__Exercise prompt__.
Turn the lines below into a numbered list, skipping any blank lines.

□ □ □ □ □

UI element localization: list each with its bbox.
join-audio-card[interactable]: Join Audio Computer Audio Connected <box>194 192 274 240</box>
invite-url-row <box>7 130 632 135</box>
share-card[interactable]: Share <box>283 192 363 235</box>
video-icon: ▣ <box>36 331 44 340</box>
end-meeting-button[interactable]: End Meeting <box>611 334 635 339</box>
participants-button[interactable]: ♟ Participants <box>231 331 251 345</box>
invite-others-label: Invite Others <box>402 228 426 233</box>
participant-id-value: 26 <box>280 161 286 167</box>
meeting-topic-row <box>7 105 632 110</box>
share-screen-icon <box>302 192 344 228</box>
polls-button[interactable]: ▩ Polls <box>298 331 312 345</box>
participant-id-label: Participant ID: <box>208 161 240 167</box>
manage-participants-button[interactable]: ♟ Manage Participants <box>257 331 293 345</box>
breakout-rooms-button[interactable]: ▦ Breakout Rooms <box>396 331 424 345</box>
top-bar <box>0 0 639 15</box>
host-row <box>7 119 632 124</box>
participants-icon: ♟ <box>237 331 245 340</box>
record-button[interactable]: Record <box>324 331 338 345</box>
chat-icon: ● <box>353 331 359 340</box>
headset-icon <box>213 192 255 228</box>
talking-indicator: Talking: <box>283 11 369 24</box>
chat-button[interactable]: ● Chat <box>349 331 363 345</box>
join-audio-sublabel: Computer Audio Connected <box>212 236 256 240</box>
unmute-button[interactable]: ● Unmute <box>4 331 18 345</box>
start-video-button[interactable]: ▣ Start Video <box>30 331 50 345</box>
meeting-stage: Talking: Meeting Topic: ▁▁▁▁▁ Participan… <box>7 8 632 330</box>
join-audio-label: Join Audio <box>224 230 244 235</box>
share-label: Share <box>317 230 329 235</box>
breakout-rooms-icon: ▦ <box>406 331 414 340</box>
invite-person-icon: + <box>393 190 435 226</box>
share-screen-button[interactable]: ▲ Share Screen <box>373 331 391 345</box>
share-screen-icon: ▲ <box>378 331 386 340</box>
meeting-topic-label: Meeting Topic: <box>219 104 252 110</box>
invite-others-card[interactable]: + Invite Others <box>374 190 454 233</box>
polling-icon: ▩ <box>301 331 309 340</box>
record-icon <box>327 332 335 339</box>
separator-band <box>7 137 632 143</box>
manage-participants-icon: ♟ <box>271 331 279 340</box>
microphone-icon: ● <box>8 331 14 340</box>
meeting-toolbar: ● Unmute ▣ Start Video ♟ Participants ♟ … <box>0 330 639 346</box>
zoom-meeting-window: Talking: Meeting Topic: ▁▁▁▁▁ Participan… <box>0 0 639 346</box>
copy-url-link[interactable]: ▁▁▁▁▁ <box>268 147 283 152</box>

□ □ □ □ □

__Exercise response__.
1. UI element localization: list each with its bbox.
2. join-audio-card[interactable]: Join Audio Computer Audio Connected <box>194 192 274 240</box>
3. invite-url-row <box>7 130 632 135</box>
4. share-card[interactable]: Share <box>283 192 363 235</box>
5. video-icon: ▣ <box>36 331 44 340</box>
6. end-meeting-button[interactable]: End Meeting <box>611 334 635 339</box>
7. participants-button[interactable]: ♟ Participants <box>231 331 251 345</box>
8. invite-others-label: Invite Others <box>402 228 426 233</box>
9. participant-id-value: 26 <box>280 161 286 167</box>
10. meeting-topic-row <box>7 105 632 110</box>
11. share-screen-icon <box>302 192 344 228</box>
12. polls-button[interactable]: ▩ Polls <box>298 331 312 345</box>
13. participant-id-label: Participant ID: <box>208 161 240 167</box>
14. manage-participants-button[interactable]: ♟ Manage Participants <box>257 331 293 345</box>
15. breakout-rooms-button[interactable]: ▦ Breakout Rooms <box>396 331 424 345</box>
16. top-bar <box>0 0 639 15</box>
17. host-row <box>7 119 632 124</box>
18. participants-icon: ♟ <box>237 331 245 340</box>
19. record-button[interactable]: Record <box>324 331 338 345</box>
20. chat-icon: ● <box>353 331 359 340</box>
21. headset-icon <box>213 192 255 228</box>
22. talking-indicator: Talking: <box>283 11 369 24</box>
23. chat-button[interactable]: ● Chat <box>349 331 363 345</box>
24. join-audio-sublabel: Computer Audio Connected <box>212 236 256 240</box>
25. unmute-button[interactable]: ● Unmute <box>4 331 18 345</box>
26. start-video-button[interactable]: ▣ Start Video <box>30 331 50 345</box>
27. meeting-stage: Talking: Meeting Topic: ▁▁▁▁▁ Participan… <box>7 8 632 330</box>
28. join-audio-label: Join Audio <box>224 230 244 235</box>
29. share-label: Share <box>317 230 329 235</box>
30. breakout-rooms-icon: ▦ <box>406 331 414 340</box>
31. invite-person-icon: + <box>393 190 435 226</box>
32. share-screen-button[interactable]: ▲ Share Screen <box>373 331 391 345</box>
33. share-screen-icon: ▲ <box>378 331 386 340</box>
34. meeting-topic-label: Meeting Topic: <box>219 104 252 110</box>
35. invite-others-card[interactable]: + Invite Others <box>374 190 454 233</box>
36. polling-icon: ▩ <box>301 331 309 340</box>
37. record-icon <box>327 332 335 339</box>
38. separator-band <box>7 137 632 143</box>
39. manage-participants-icon: ♟ <box>271 331 279 340</box>
40. microphone-icon: ● <box>8 331 14 340</box>
41. meeting-toolbar: ● Unmute ▣ Start Video ♟ Participants ♟ … <box>0 330 639 346</box>
42. zoom-meeting-window: Talking: Meeting Topic: ▁▁▁▁▁ Participan… <box>0 0 639 346</box>
43. copy-url-link[interactable]: ▁▁▁▁▁ <box>268 147 283 152</box>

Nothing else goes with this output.